**DIRECTIVE**
Gather each line containing the string "arrow" from these entries.

Data entries:
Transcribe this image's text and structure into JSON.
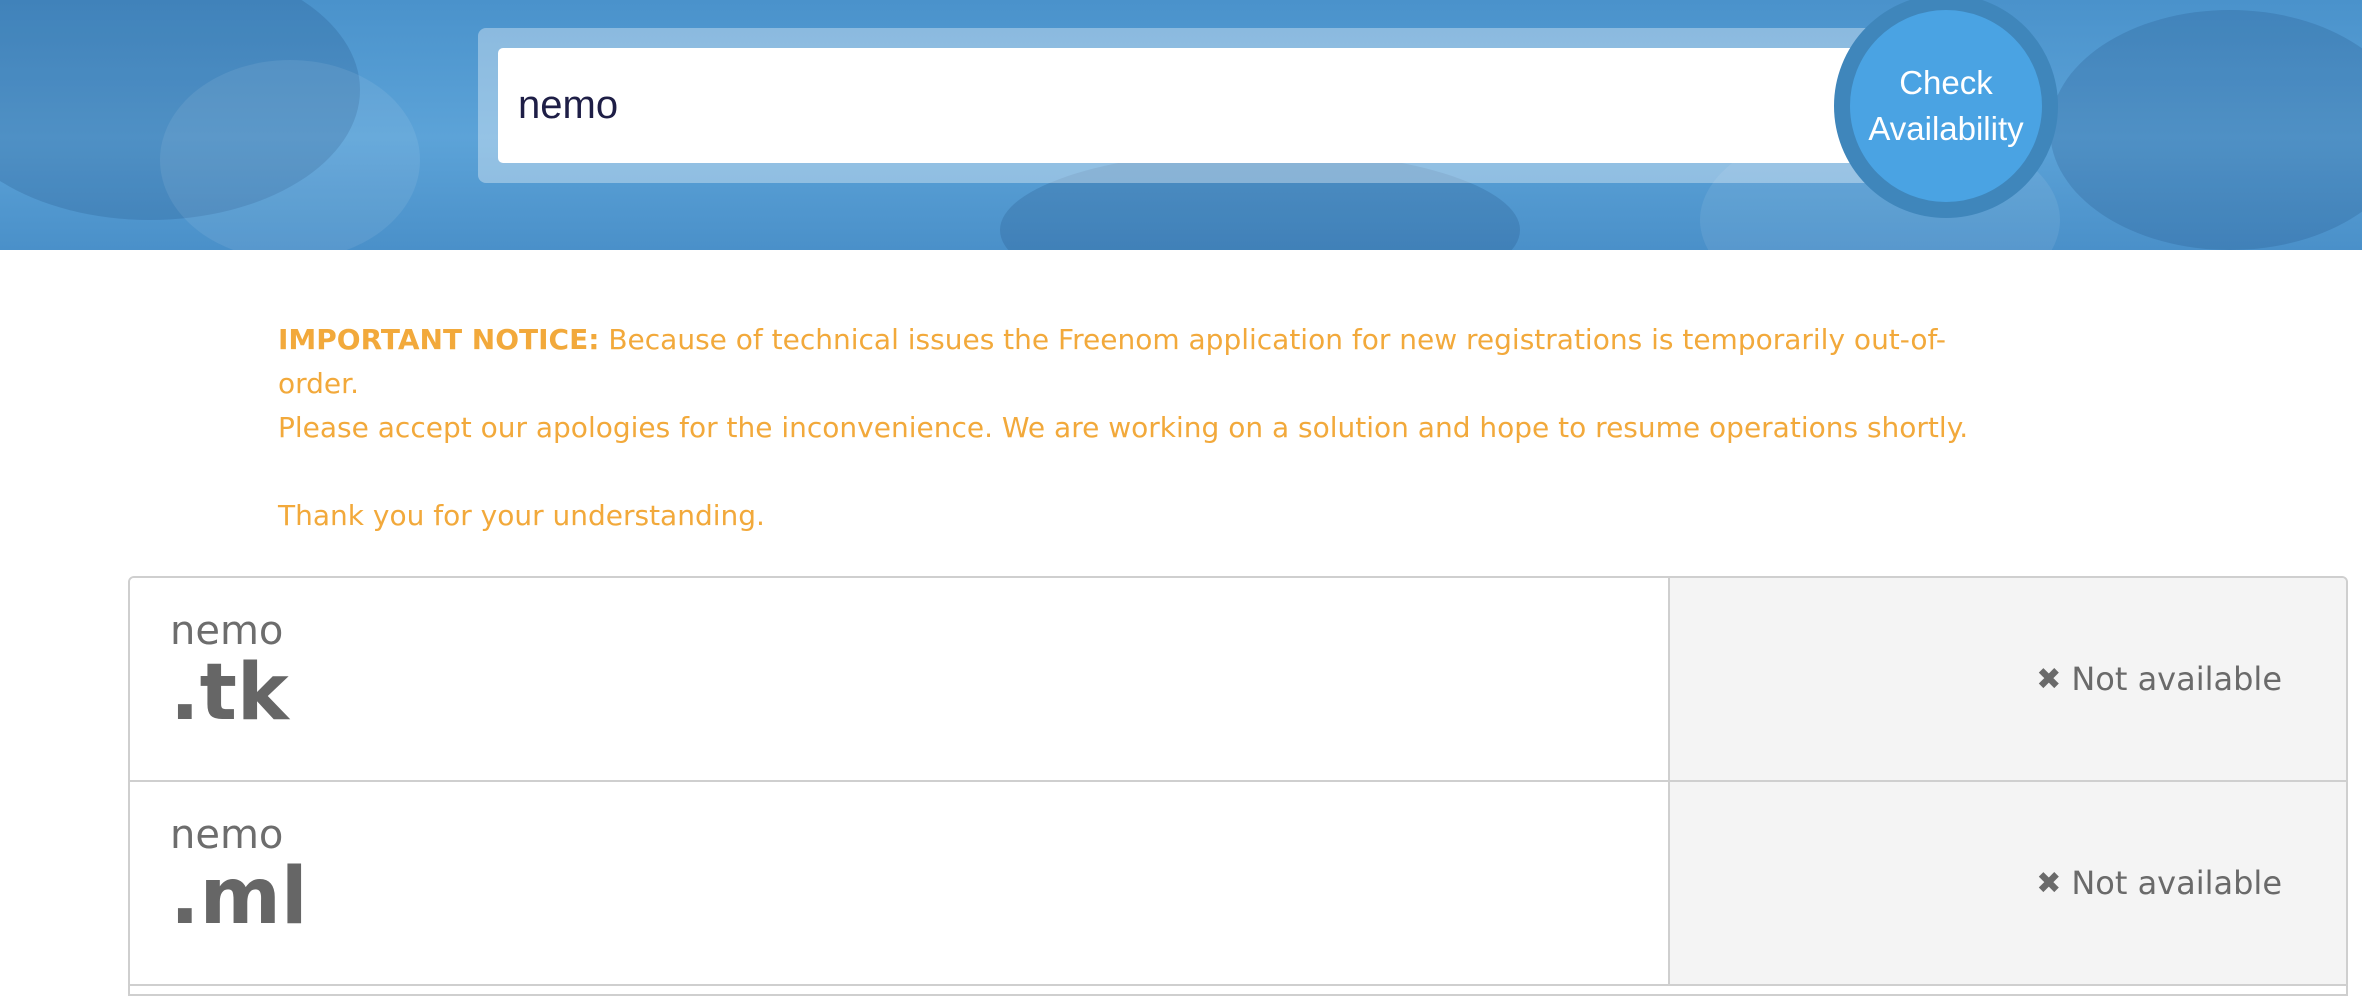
{
  "search": {
    "value": "nemo",
    "button_label": "Check Availability"
  },
  "notice": {
    "label": "IMPORTANT NOTICE:",
    "line1": "Because of technical issues the Freenom application for new registrations is temporarily out-of-order.",
    "line2": "Please accept our apologies for the inconvenience. We are working on a solution and hope to resume operations shortly.",
    "line3": "Thank you for your understanding.",
    "color": "#f2a93b"
  },
  "results": [
    {
      "name": "nemo",
      "tld": ".tk",
      "status": "Not available",
      "status_icon": "close-icon"
    },
    {
      "name": "nemo",
      "tld": ".ml",
      "status": "Not available",
      "status_icon": "close-icon"
    }
  ],
  "colors": {
    "hero": "#4a92cb",
    "button": "#4aa3e3",
    "button_ring": "#3f86bb",
    "status_bg": "#f4f4f4"
  }
}
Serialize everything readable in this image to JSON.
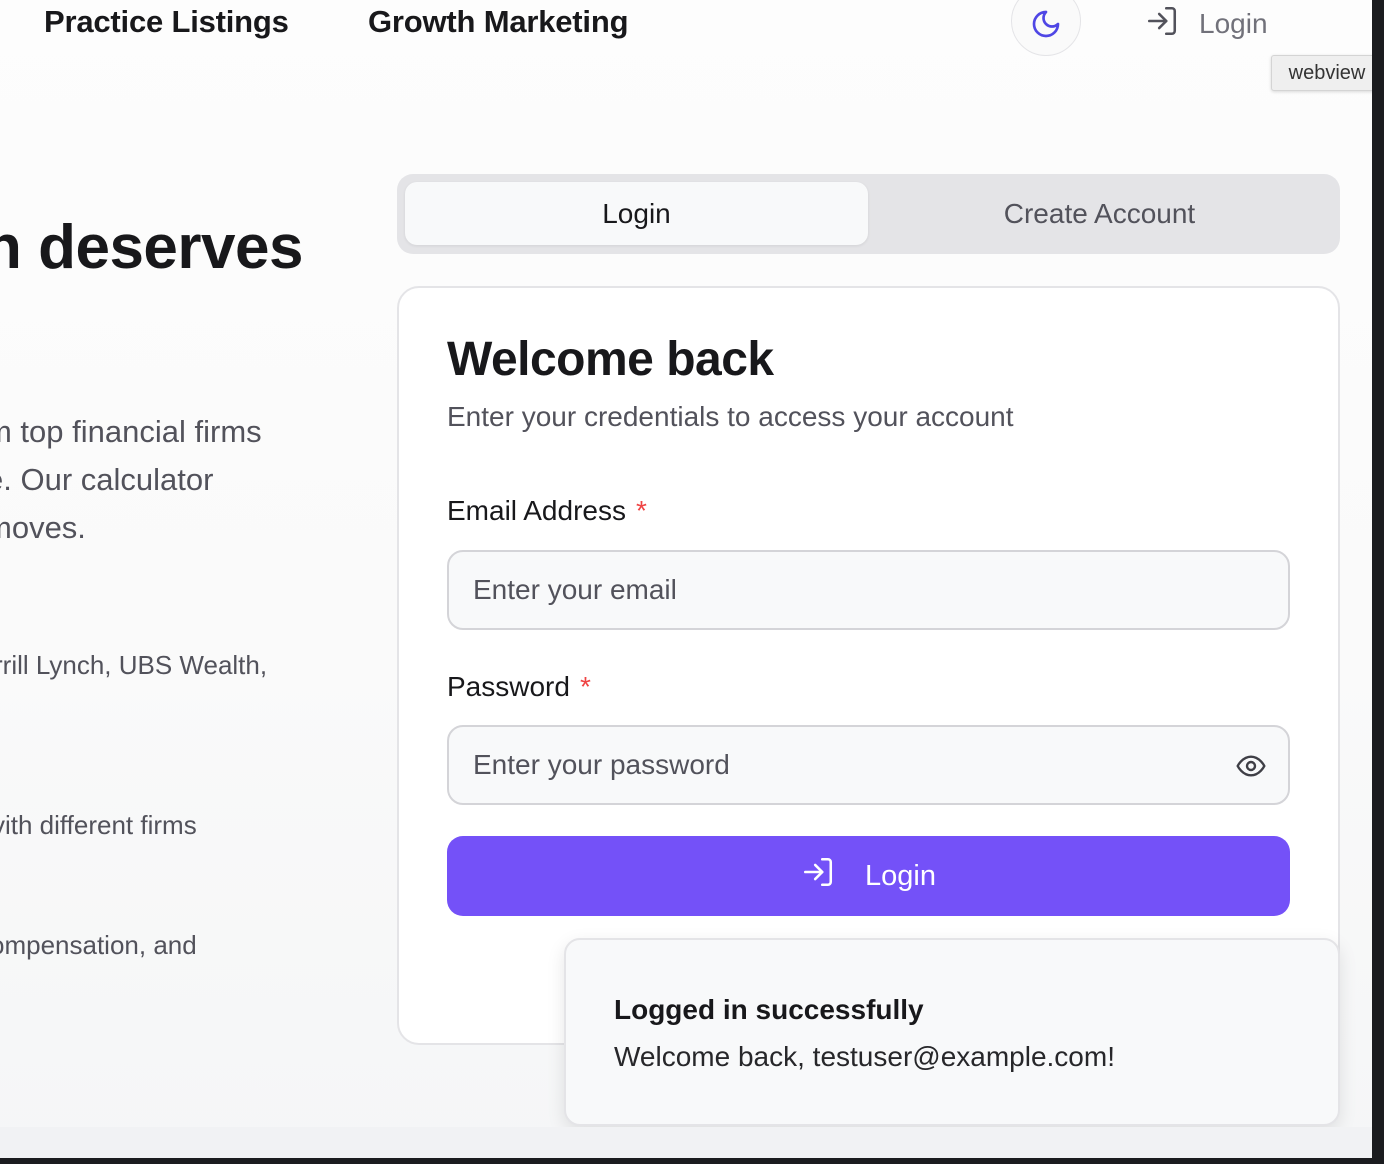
{
  "nav": {
    "links": [
      "Practice Listings",
      "Growth Marketing"
    ],
    "theme_icon": "moon-icon",
    "login_label": "Login",
    "login_icon": "login-arrow-icon"
  },
  "tooltip": "webview",
  "hero": {
    "heading": "n deserves",
    "paragraph_lines": [
      "m top financial firms",
      "e. Our calculator",
      "moves."
    ],
    "bullets": [
      "rrill Lynch, UBS Wealth,",
      "vith different firms",
      "ompensation, and"
    ]
  },
  "tabs": [
    {
      "label": "Login",
      "active": true
    },
    {
      "label": "Create Account",
      "active": false
    }
  ],
  "card": {
    "title": "Welcome back",
    "subtitle": "Enter your credentials to access your account",
    "email": {
      "label": "Email Address",
      "required_mark": "*",
      "placeholder": "Enter your email",
      "value": ""
    },
    "password": {
      "label": "Password",
      "required_mark": "*",
      "placeholder": "Enter your password",
      "value": "",
      "toggle_icon": "eye-icon"
    },
    "submit_label": "Login",
    "submit_icon": "login-arrow-icon"
  },
  "toast": {
    "title": "Logged in successfully",
    "message": "Welcome back, testuser@example.com!"
  },
  "colors": {
    "accent": "#7451f8",
    "required": "#ef4444",
    "text_primary": "#18181b",
    "text_muted": "#52525b",
    "moon_icon": "#4f46e5"
  }
}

**ANSWER**
    "login_icon": "login-arrow-icon"
    "submit_icon": "login-arrow-icon"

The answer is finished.